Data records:
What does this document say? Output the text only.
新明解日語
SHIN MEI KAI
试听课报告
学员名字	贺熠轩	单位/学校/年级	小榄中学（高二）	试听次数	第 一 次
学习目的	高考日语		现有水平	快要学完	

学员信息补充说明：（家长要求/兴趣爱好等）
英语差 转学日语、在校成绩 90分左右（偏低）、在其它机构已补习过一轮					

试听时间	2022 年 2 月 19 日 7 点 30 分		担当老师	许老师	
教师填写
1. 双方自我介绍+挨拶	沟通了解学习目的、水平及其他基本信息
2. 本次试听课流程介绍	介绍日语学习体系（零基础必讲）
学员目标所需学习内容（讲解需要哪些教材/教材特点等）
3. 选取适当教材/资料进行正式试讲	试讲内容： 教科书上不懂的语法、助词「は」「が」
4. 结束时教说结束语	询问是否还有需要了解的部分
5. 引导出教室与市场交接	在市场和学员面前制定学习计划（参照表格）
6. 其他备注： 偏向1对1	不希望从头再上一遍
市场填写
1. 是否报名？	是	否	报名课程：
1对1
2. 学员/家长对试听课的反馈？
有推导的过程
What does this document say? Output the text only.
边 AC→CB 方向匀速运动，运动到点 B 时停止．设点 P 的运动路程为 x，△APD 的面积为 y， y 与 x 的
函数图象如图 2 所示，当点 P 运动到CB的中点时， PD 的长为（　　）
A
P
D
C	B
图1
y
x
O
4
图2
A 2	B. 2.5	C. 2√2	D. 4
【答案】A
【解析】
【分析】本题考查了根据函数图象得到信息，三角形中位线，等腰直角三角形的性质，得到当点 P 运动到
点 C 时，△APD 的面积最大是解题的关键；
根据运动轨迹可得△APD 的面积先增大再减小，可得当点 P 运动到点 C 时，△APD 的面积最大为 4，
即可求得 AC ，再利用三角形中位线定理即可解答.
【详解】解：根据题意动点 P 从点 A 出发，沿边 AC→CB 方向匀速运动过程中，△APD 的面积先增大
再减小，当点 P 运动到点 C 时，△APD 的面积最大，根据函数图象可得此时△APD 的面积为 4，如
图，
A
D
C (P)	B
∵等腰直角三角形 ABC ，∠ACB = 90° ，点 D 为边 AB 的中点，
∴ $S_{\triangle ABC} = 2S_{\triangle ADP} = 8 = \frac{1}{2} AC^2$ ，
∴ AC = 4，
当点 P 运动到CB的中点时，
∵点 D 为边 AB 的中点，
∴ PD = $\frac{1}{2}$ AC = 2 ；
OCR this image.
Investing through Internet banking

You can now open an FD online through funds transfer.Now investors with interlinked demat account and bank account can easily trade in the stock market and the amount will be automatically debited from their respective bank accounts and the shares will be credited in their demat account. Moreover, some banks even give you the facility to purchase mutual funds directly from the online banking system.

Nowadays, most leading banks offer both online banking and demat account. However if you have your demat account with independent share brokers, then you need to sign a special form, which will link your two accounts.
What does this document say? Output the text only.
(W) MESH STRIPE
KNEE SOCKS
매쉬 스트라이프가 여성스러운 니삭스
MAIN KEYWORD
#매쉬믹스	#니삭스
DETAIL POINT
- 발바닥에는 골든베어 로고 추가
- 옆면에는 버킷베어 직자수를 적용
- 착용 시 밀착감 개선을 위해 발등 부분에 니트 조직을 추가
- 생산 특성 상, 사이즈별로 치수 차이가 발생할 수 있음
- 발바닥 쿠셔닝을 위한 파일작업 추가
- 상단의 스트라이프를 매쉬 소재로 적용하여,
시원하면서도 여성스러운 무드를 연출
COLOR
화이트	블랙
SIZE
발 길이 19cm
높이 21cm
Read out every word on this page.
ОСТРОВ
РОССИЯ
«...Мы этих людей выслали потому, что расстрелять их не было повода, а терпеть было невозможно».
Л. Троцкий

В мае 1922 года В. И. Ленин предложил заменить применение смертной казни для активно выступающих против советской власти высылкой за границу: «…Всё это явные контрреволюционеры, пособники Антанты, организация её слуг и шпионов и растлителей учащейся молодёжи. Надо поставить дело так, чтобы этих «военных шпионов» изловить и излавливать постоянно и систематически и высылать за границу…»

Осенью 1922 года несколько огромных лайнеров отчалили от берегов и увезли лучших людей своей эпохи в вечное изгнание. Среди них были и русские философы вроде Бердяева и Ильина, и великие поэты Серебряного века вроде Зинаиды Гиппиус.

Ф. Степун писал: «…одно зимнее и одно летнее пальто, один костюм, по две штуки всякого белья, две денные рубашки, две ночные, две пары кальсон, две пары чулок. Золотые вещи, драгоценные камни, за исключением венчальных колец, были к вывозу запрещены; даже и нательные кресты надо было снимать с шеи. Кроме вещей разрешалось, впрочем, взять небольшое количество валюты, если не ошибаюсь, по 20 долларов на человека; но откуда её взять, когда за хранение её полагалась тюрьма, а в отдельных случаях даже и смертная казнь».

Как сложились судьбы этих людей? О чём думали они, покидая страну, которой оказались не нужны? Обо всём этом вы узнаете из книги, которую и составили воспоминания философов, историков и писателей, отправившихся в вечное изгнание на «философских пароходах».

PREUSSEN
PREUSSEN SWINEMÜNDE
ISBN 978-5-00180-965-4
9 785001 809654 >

PROBLEM DETAILS » Make a verbatim copy of every entry shown above.

FINAL ANSWER »
What does this document say? Output the text only.
新明解日語
SHIN MEI KAI
试听课报告
学员名字	贺熠轩	单位/学校/年级	小榄中学（高二）	试听次数	第 一 次
学习目的	高考日语		现有水平	快要学完	

学员信息补充说明：（家长要求/兴趣爱好等）
英语差 转学日语、在校成绩 90分左右（偏低）、在其它机构已补习过一轮					

试听时间	2022 年 2 月 19 日 7 点 30 分		担当老师	许老师	
教师填写
1. 双方自我介绍+挨拶	沟通了解学习目的、水平及其他基本信息
2. 本次试听课流程介绍	介绍日语学习体系（零基础必讲）
学员目标所需学习内容（讲解需要哪些教材/教材特点等）
3. 选取适当教材/资料进行正式试讲	试讲内容： 教科书上不懂的语法、助词「は」「が」
4. 结束时教说结束语	询问是否还有需要了解的部分
5. 引导出教室与市场交接	在市场和学员面前制定学习计划（参照表格）
6. 其他备注： 偏向1对1	不希望从头再上一遍
市场填写
1. 是否报名？	是	否	报名课程：
1对1
2. 学员/家长对试听课的反馈？
有推导的过程
What does this document say? Output the text only.
边 AC→CB 方向匀速运动，运动到点 B 时停止．设点 P 的运动路程为 x，△APD 的面积为 y， y 与 x 的
函数图象如图 2 所示，当点 P 运动到CB的中点时， PD 的长为（　　）
A
P
D
C	B
图1
y
x
O
4
图2
A 2	B. 2.5	C. 2√2	D. 4
【答案】A
【解析】
【分析】本题考查了根据函数图象得到信息，三角形中位线，等腰直角三角形的性质，得到当点 P 运动到
点 C 时，△APD 的面积最大是解题的关键；
根据运动轨迹可得△APD 的面积先增大再减小，可得当点 P 运动到点 C 时，△APD 的面积最大为 4，
即可求得 AC ，再利用三角形中位线定理即可解答.
【详解】解：根据题意动点 P 从点 A 出发，沿边 AC→CB 方向匀速运动过程中，△APD 的面积先增大
再减小，当点 P 运动到点 C 时，△APD 的面积最大，根据函数图象可得此时△APD 的面积为 4，如
图，
A
D
C (P)	B
∵等腰直角三角形 ABC ，∠ACB = 90° ，点 D 为边 AB 的中点，
∴ $S_{\triangle ABC} = 2S_{\triangle ADP} = 8 = \frac{1}{2} AC^2$ ，
∴ AC = 4，
当点 P 运动到CB的中点时，
∵点 D 为边 AB 的中点，
∴ PD = $\frac{1}{2}$ AC = 2 ；
OCR this image.
Investing through Internet banking

You can now open an FD online through funds transfer.Now investors with interlinked demat account and bank account can easily trade in the stock market and the amount will be automatically debited from their respective bank accounts and the shares will be credited in their demat account. Moreover, some banks even give you the facility to purchase mutual funds directly from the online banking system.

Nowadays, most leading banks offer both online banking and demat account. However if you have your demat account with independent share brokers, then you need to sign a special form, which will link your two accounts.
What does this document say? Output the text only.
(W) MESH STRIPE
KNEE SOCKS
매쉬 스트라이프가 여성스러운 니삭스
MAIN KEYWORD
#매쉬믹스	#니삭스
DETAIL POINT
- 발바닥에는 골든베어 로고 추가
- 옆면에는 버킷베어 직자수를 적용
- 착용 시 밀착감 개선을 위해 발등 부분에 니트 조직을 추가
- 생산 특성 상, 사이즈별로 치수 차이가 발생할 수 있음
- 발바닥 쿠셔닝을 위한 파일작업 추가
- 상단의 스트라이프를 매쉬 소재로 적용하여,
시원하면서도 여성스러운 무드를 연출
COLOR
화이트	블랙
SIZE
발 길이 19cm
높이 21cm
Read out every word on this page.
ОСТРОВ
РОССИЯ
«...Мы этих людей выслали потому, что расстрелять их не было повода, а терпеть было невозможно».
Л. Троцкий

В мае 1922 года В. И. Ленин предложил заменить применение смертной казни для активно выступающих против советской власти высылкой за границу: «…Всё это явные контрреволюционеры, пособники Антанты, организация её слуг и шпионов и растлителей учащейся молодёжи. Надо поставить дело так, чтобы этих «военных шпионов» изловить и излавливать постоянно и систематически и высылать за границу…»

Осенью 1922 года несколько огромных лайнеров отчалили от берегов и увезли лучших людей своей эпохи в вечное изгнание. Среди них были и русские философы вроде Бердяева и Ильина, и великие поэты Серебряного века вроде Зинаиды Гиппиус.

Ф. Степун писал: «…одно зимнее и одно летнее пальто, один костюм, по две штуки всякого белья, две денные рубашки, две ночные, две пары кальсон, две пары чулок. Золотые вещи, драгоценные камни, за исключением венчальных колец, были к вывозу запрещены; даже и нательные кресты надо было снимать с шеи. Кроме вещей разрешалось, впрочем, взять небольшое количество валюты, если не ошибаюсь, по 20 долларов на человека; но откуда её взять, когда за хранение её полагалась тюрьма, а в отдельных случаях даже и смертная казнь».

Как сложились судьбы этих людей? О чём думали они, покидая страну, которой оказались не нужны? Обо всём этом вы узнаете из книги, которую и составили воспоминания философов, историков и писателей, отправившихся в вечное изгнание на «философских пароходах».

PREUSSEN
PREUSSEN SWINEMÜNDE
ISBN 978-5-00180-965-4
9 785001 809654 >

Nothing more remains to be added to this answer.